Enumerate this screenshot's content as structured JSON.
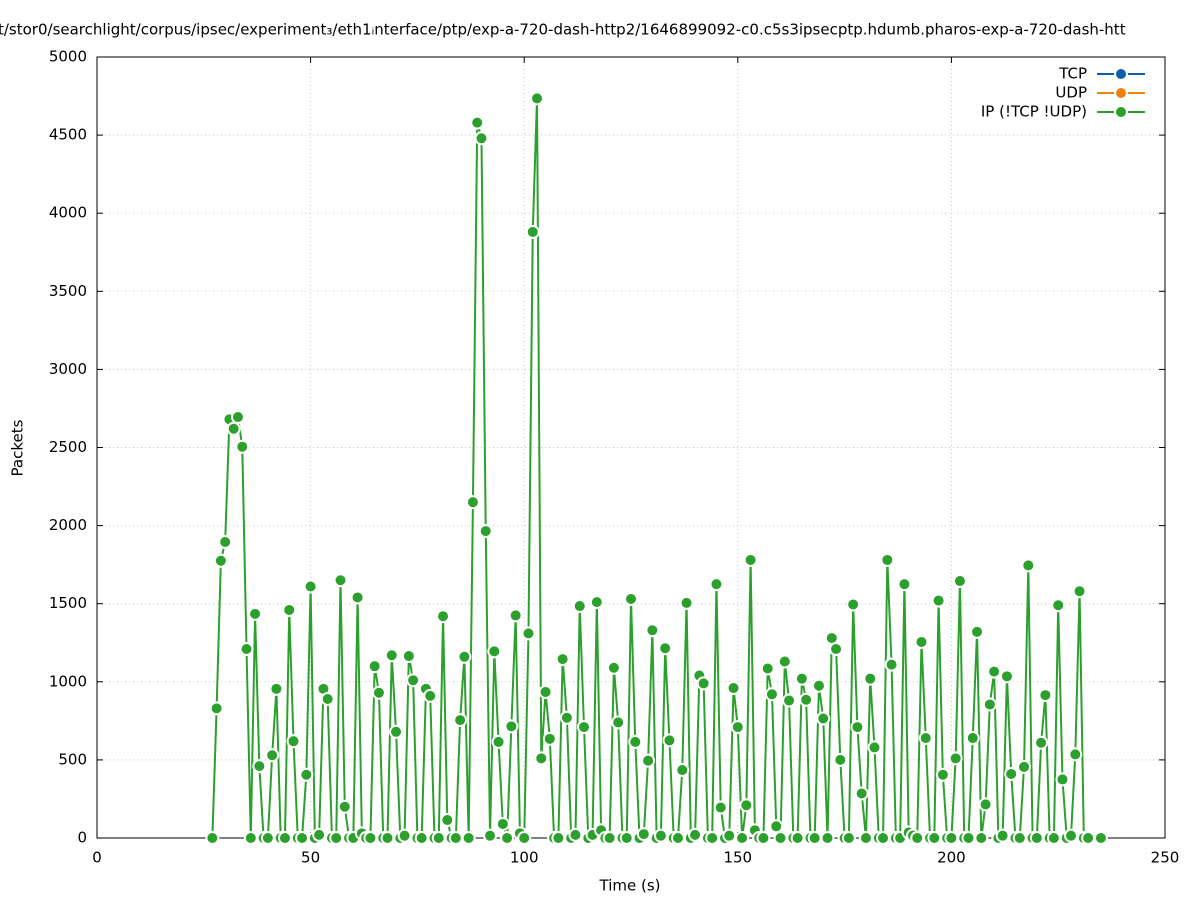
{
  "chart_data": {
    "type": "line",
    "title": "t/stor0/searchlight/corpus/ipsec/experiment₃/eth1ᵢnterface/ptp/exp-a-720-dash-http2/1646899092-c0.c5s3ipsecptp.hdumb.pharos-exp-a-720-dash-htt",
    "x_label": "Time (s)",
    "y_label": "Packets",
    "xlim": [
      0,
      250
    ],
    "xticks": [
      0,
      50,
      100,
      150,
      200,
      250
    ],
    "ylim": [
      0,
      5000
    ],
    "yticks": [
      0,
      500,
      1000,
      1500,
      2000,
      2500,
      3000,
      3500,
      4000,
      4500,
      5000
    ],
    "grid": true,
    "legend": "top-right",
    "series": [
      {
        "name": "TCP",
        "color": "#0b60ad",
        "x": [],
        "values": []
      },
      {
        "name": "UDP",
        "color": "#f07f12",
        "x": [],
        "values": []
      },
      {
        "name": "IP (!TCP  !UDP)",
        "color": "#2ca02c",
        "x": [
          27,
          28,
          29,
          30,
          31,
          32,
          33,
          34,
          35,
          36,
          37,
          38,
          39,
          40,
          41,
          42,
          43,
          44,
          45,
          46,
          47,
          48,
          49,
          50,
          51,
          52,
          53,
          54,
          55,
          56,
          57,
          58,
          59,
          60,
          61,
          62,
          63,
          64,
          65,
          66,
          67,
          68,
          69,
          70,
          71,
          72,
          73,
          74,
          75,
          76,
          77,
          78,
          79,
          80,
          81,
          82,
          83,
          84,
          85,
          86,
          87,
          88,
          89,
          90,
          91,
          92,
          93,
          94,
          95,
          96,
          97,
          98,
          99,
          100,
          101,
          102,
          103,
          104,
          105,
          106,
          107,
          108,
          109,
          110,
          111,
          112,
          113,
          114,
          115,
          116,
          117,
          118,
          119,
          120,
          121,
          122,
          123,
          124,
          125,
          126,
          127,
          128,
          129,
          130,
          131,
          132,
          133,
          134,
          135,
          136,
          137,
          138,
          139,
          140,
          141,
          142,
          143,
          144,
          145,
          146,
          147,
          148,
          149,
          150,
          151,
          152,
          153,
          154,
          155,
          156,
          157,
          158,
          159,
          160,
          161,
          162,
          163,
          164,
          165,
          166,
          167,
          168,
          169,
          170,
          171,
          172,
          173,
          174,
          175,
          176,
          177,
          178,
          179,
          180,
          181,
          182,
          183,
          184,
          185,
          186,
          187,
          188,
          189,
          190,
          191,
          192,
          193,
          194,
          195,
          196,
          197,
          198,
          199,
          200,
          201,
          202,
          203,
          204,
          205,
          206,
          207,
          208,
          209,
          210,
          211,
          212,
          213,
          214,
          215,
          216,
          217,
          218,
          219,
          220,
          221,
          222,
          223,
          224,
          225,
          226,
          227,
          228,
          229,
          230,
          231,
          232,
          235
        ],
        "values": [
          0,
          830,
          1775,
          1895,
          2680,
          2620,
          2695,
          2505,
          1210,
          0,
          1435,
          460,
          0,
          0,
          530,
          955,
          0,
          0,
          1460,
          620,
          0,
          0,
          405,
          1610,
          0,
          20,
          955,
          890,
          0,
          0,
          1650,
          200,
          0,
          0,
          1540,
          30,
          0,
          0,
          1100,
          930,
          0,
          0,
          1170,
          680,
          0,
          15,
          1165,
          1010,
          0,
          0,
          955,
          910,
          0,
          0,
          1420,
          115,
          0,
          0,
          755,
          1160,
          0,
          2150,
          4580,
          4480,
          1965,
          15,
          1195,
          615,
          90,
          0,
          715,
          1425,
          30,
          0,
          1310,
          3880,
          4735,
          510,
          935,
          635,
          0,
          0,
          1145,
          770,
          0,
          20,
          1485,
          710,
          0,
          20,
          1510,
          50,
          0,
          0,
          1090,
          740,
          0,
          0,
          1530,
          615,
          0,
          25,
          495,
          1330,
          0,
          15,
          1215,
          625,
          0,
          0,
          435,
          1505,
          0,
          20,
          1040,
          990,
          0,
          0,
          1625,
          195,
          0,
          15,
          960,
          710,
          0,
          210,
          1780,
          50,
          0,
          0,
          1085,
          920,
          75,
          0,
          1130,
          880,
          0,
          0,
          1020,
          885,
          0,
          0,
          975,
          765,
          0,
          1280,
          1210,
          500,
          0,
          0,
          1495,
          710,
          285,
          0,
          1020,
          580,
          0,
          0,
          1780,
          1110,
          0,
          0,
          1625,
          35,
          15,
          0,
          1255,
          640,
          0,
          0,
          1520,
          405,
          0,
          0,
          510,
          1645,
          0,
          0,
          640,
          1320,
          0,
          215,
          855,
          1065,
          0,
          15,
          1035,
          410,
          0,
          0,
          455,
          1745,
          0,
          0,
          610,
          915,
          0,
          0,
          1490,
          375,
          0,
          15,
          535,
          1580,
          0,
          0,
          0
        ]
      }
    ]
  }
}
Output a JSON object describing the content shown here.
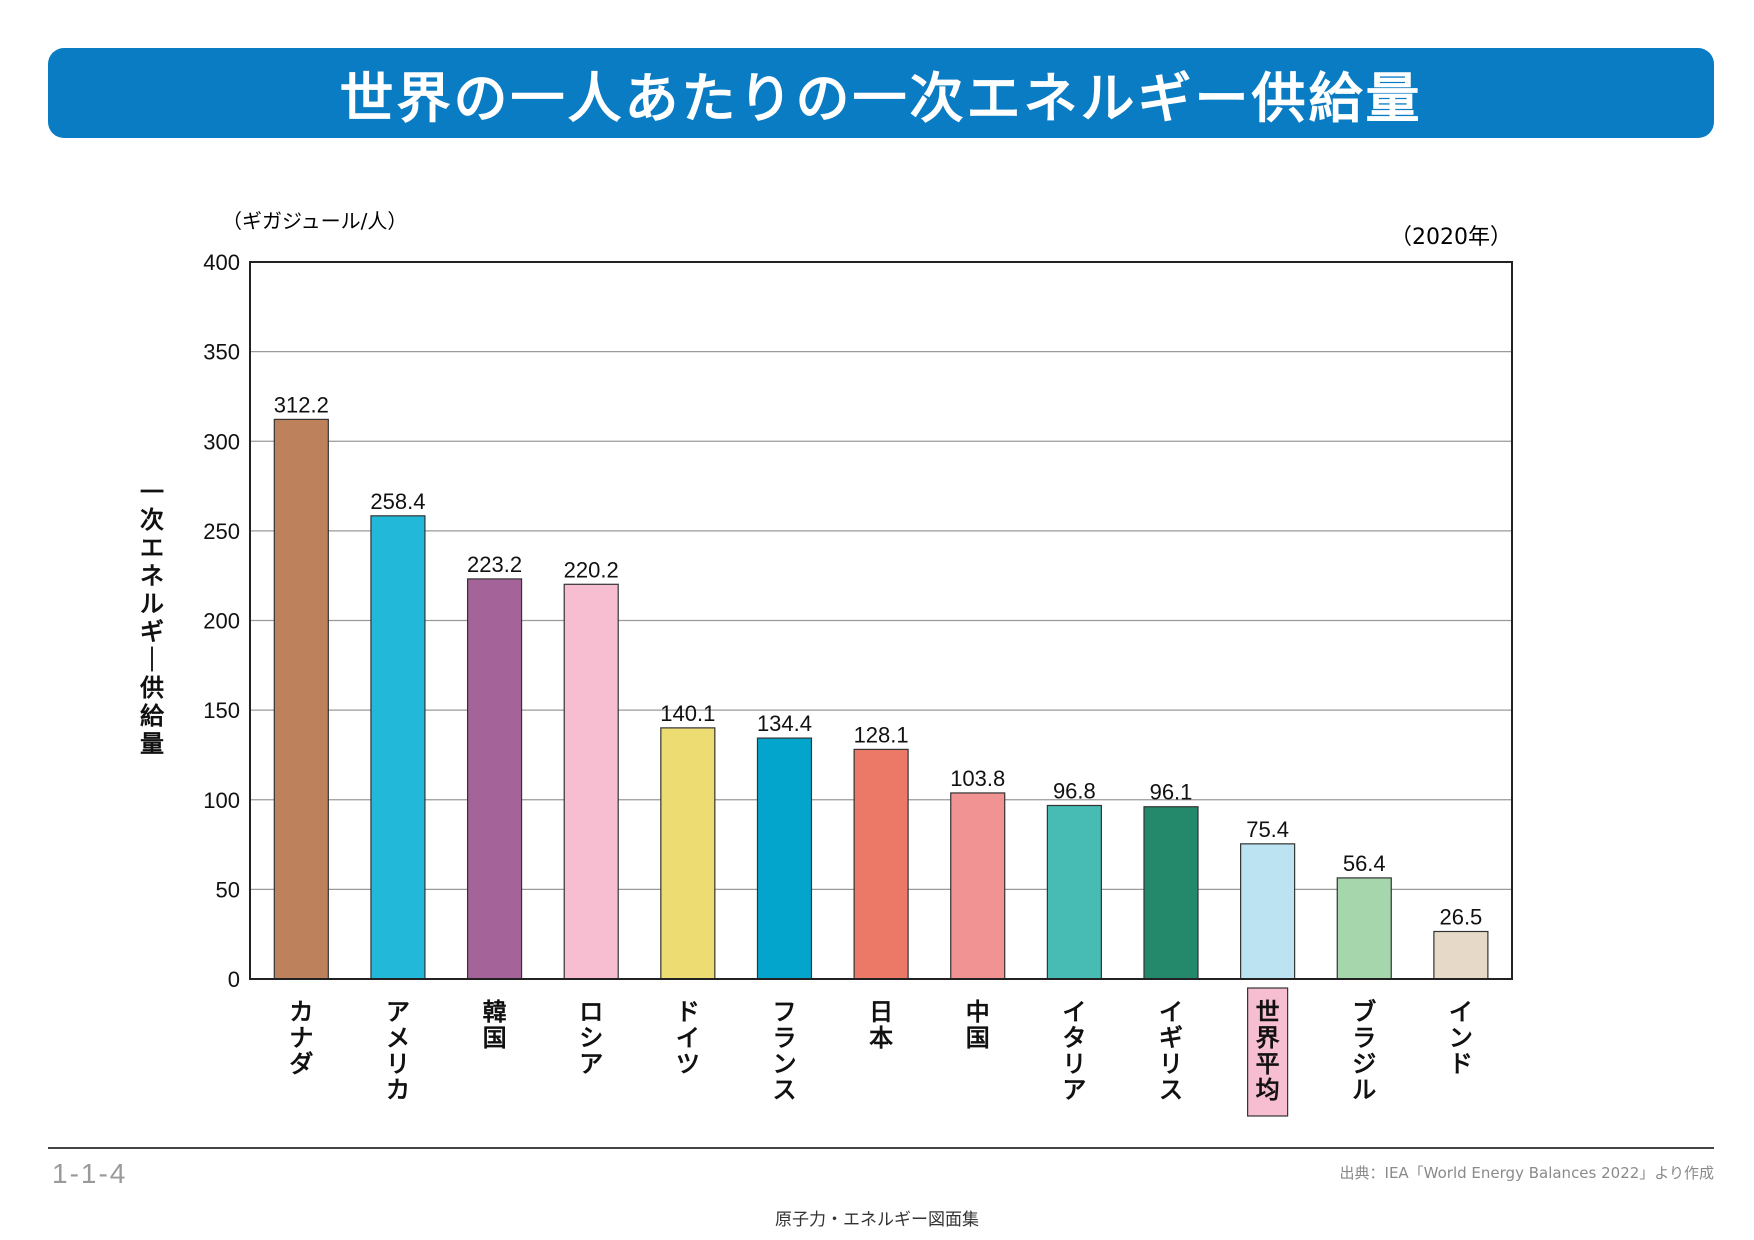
{
  "title": "世界の一人あたりの一次エネルギー供給量",
  "chart_data": {
    "type": "bar",
    "unit_label": "（ギガジュール/人）",
    "year_label": "（2020年）",
    "ylabel": "一次エネルギー供給量",
    "ylim": [
      0,
      400
    ],
    "yticks": [
      0,
      50,
      100,
      150,
      200,
      250,
      300,
      350,
      400
    ],
    "grid": true,
    "categories": [
      "カナダ",
      "アメリカ",
      "韓国",
      "ロシア",
      "ドイツ",
      "フランス",
      "日本",
      "中国",
      "イタリア",
      "イギリス",
      "世界平均",
      "ブラジル",
      "インド"
    ],
    "values": [
      312.2,
      258.4,
      223.2,
      220.2,
      140.1,
      134.4,
      128.1,
      103.8,
      96.8,
      96.1,
      75.4,
      56.4,
      26.5
    ],
    "value_labels": [
      "312.2",
      "258.4",
      "223.2",
      "220.2",
      "140.1",
      "134.4",
      "128.1",
      "103.8",
      "96.8",
      "96.1",
      "75.4",
      "56.4",
      "26.5"
    ],
    "colors": [
      "#bd825b",
      "#22b8d9",
      "#a46399",
      "#f6bed0",
      "#ecdc72",
      "#04a5cc",
      "#ec7868",
      "#f09392",
      "#47bcb4",
      "#23896a",
      "#bce3f2",
      "#a6d6ab",
      "#e6d9c7"
    ],
    "highlight_category": "世界平均",
    "highlight_color": "#f6bed0"
  },
  "footer": {
    "page_number": "1-1-4",
    "source": "出典：IEA「World Energy Balances 2022」より作成",
    "booklet": "原子力・エネルギー図面集"
  }
}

● **Task instructions**: Do not copy the pictures, but repeat every line exactly.

● **Answer to this exercise**:
Enumerate this screenshot's content as structured JSON.
{
  "chart_data": {
    "type": "line",
    "title": "t/stor0/searchlight/corpus/ipsec/experiment₃/eth1ᵢnterface/ptp/exp-a-720-dash-http2/1646899092-c0.c5s3ipsecptp.hdumb.pharos-exp-a-720-dash-htt",
    "x_label": "Time (s)",
    "y_label": "Packets",
    "xlim": [
      0,
      250
    ],
    "xticks": [
      0,
      50,
      100,
      150,
      200,
      250
    ],
    "ylim": [
      0,
      5000
    ],
    "yticks": [
      0,
      500,
      1000,
      1500,
      2000,
      2500,
      3000,
      3500,
      4000,
      4500,
      5000
    ],
    "grid": true,
    "legend": "top-right",
    "series": [
      {
        "name": "TCP",
        "color": "#0b60ad",
        "x": [],
        "values": []
      },
      {
        "name": "UDP",
        "color": "#f07f12",
        "x": [],
        "values": []
      },
      {
        "name": "IP (!TCP  !UDP)",
        "color": "#2ca02c",
        "x": [
          27,
          28,
          29,
          30,
          31,
          32,
          33,
          34,
          35,
          36,
          37,
          38,
          39,
          40,
          41,
          42,
          43,
          44,
          45,
          46,
          47,
          48,
          49,
          50,
          51,
          52,
          53,
          54,
          55,
          56,
          57,
          58,
          59,
          60,
          61,
          62,
          63,
          64,
          65,
          66,
          67,
          68,
          69,
          70,
          71,
          72,
          73,
          74,
          75,
          76,
          77,
          78,
          79,
          80,
          81,
          82,
          83,
          84,
          85,
          86,
          87,
          88,
          89,
          90,
          91,
          92,
          93,
          94,
          95,
          96,
          97,
          98,
          99,
          100,
          101,
          102,
          103,
          104,
          105,
          106,
          107,
          108,
          109,
          110,
          111,
          112,
          113,
          114,
          115,
          116,
          117,
          118,
          119,
          120,
          121,
          122,
          123,
          124,
          125,
          126,
          127,
          128,
          129,
          130,
          131,
          132,
          133,
          134,
          135,
          136,
          137,
          138,
          139,
          140,
          141,
          142,
          143,
          144,
          145,
          146,
          147,
          148,
          149,
          150,
          151,
          152,
          153,
          154,
          155,
          156,
          157,
          158,
          159,
          160,
          161,
          162,
          163,
          164,
          165,
          166,
          167,
          168,
          169,
          170,
          171,
          172,
          173,
          174,
          175,
          176,
          177,
          178,
          179,
          180,
          181,
          182,
          183,
          184,
          185,
          186,
          187,
          188,
          189,
          190,
          191,
          192,
          193,
          194,
          195,
          196,
          197,
          198,
          199,
          200,
          201,
          202,
          203,
          204,
          205,
          206,
          207,
          208,
          209,
          210,
          211,
          212,
          213,
          214,
          215,
          216,
          217,
          218,
          219,
          220,
          221,
          222,
          223,
          224,
          225,
          226,
          227,
          228,
          229,
          230,
          231,
          232,
          235
        ],
        "values": [
          0,
          830,
          1775,
          1895,
          2680,
          2620,
          2695,
          2505,
          1210,
          0,
          1435,
          460,
          0,
          0,
          530,
          955,
          0,
          0,
          1460,
          620,
          0,
          0,
          405,
          1610,
          0,
          20,
          955,
          890,
          0,
          0,
          1650,
          200,
          0,
          0,
          1540,
          30,
          0,
          0,
          1100,
          930,
          0,
          0,
          1170,
          680,
          0,
          15,
          1165,
          1010,
          0,
          0,
          955,
          910,
          0,
          0,
          1420,
          115,
          0,
          0,
          755,
          1160,
          0,
          2150,
          4580,
          4480,
          1965,
          15,
          1195,
          615,
          90,
          0,
          715,
          1425,
          30,
          0,
          1310,
          3880,
          4735,
          510,
          935,
          635,
          0,
          0,
          1145,
          770,
          0,
          20,
          1485,
          710,
          0,
          20,
          1510,
          50,
          0,
          0,
          1090,
          740,
          0,
          0,
          1530,
          615,
          0,
          25,
          495,
          1330,
          0,
          15,
          1215,
          625,
          0,
          0,
          435,
          1505,
          0,
          20,
          1040,
          990,
          0,
          0,
          1625,
          195,
          0,
          15,
          960,
          710,
          0,
          210,
          1780,
          50,
          0,
          0,
          1085,
          920,
          75,
          0,
          1130,
          880,
          0,
          0,
          1020,
          885,
          0,
          0,
          975,
          765,
          0,
          1280,
          1210,
          500,
          0,
          0,
          1495,
          710,
          285,
          0,
          1020,
          580,
          0,
          0,
          1780,
          1110,
          0,
          0,
          1625,
          35,
          15,
          0,
          1255,
          640,
          0,
          0,
          1520,
          405,
          0,
          0,
          510,
          1645,
          0,
          0,
          640,
          1320,
          0,
          215,
          855,
          1065,
          0,
          15,
          1035,
          410,
          0,
          0,
          455,
          1745,
          0,
          0,
          610,
          915,
          0,
          0,
          1490,
          375,
          0,
          15,
          535,
          1580,
          0,
          0,
          0
        ]
      }
    ]
  }
}
Output a JSON object describing the content shown here.
{
  "title": "世界の一人あたりの一次エネルギー供給量",
  "chart_data": {
    "type": "bar",
    "unit_label": "（ギガジュール/人）",
    "year_label": "（2020年）",
    "ylabel": "一次エネルギー供給量",
    "ylim": [
      0,
      400
    ],
    "yticks": [
      0,
      50,
      100,
      150,
      200,
      250,
      300,
      350,
      400
    ],
    "grid": true,
    "categories": [
      "カナダ",
      "アメリカ",
      "韓国",
      "ロシア",
      "ドイツ",
      "フランス",
      "日本",
      "中国",
      "イタリア",
      "イギリス",
      "世界平均",
      "ブラジル",
      "インド"
    ],
    "values": [
      312.2,
      258.4,
      223.2,
      220.2,
      140.1,
      134.4,
      128.1,
      103.8,
      96.8,
      96.1,
      75.4,
      56.4,
      26.5
    ],
    "value_labels": [
      "312.2",
      "258.4",
      "223.2",
      "220.2",
      "140.1",
      "134.4",
      "128.1",
      "103.8",
      "96.8",
      "96.1",
      "75.4",
      "56.4",
      "26.5"
    ],
    "colors": [
      "#bd825b",
      "#22b8d9",
      "#a46399",
      "#f6bed0",
      "#ecdc72",
      "#04a5cc",
      "#ec7868",
      "#f09392",
      "#47bcb4",
      "#23896a",
      "#bce3f2",
      "#a6d6ab",
      "#e6d9c7"
    ],
    "highlight_category": "世界平均",
    "highlight_color": "#f6bed0"
  },
  "footer": {
    "page_number": "1-1-4",
    "source": "出典：IEA「World Energy Balances 2022」より作成",
    "booklet": "原子力・エネルギー図面集"
  }
}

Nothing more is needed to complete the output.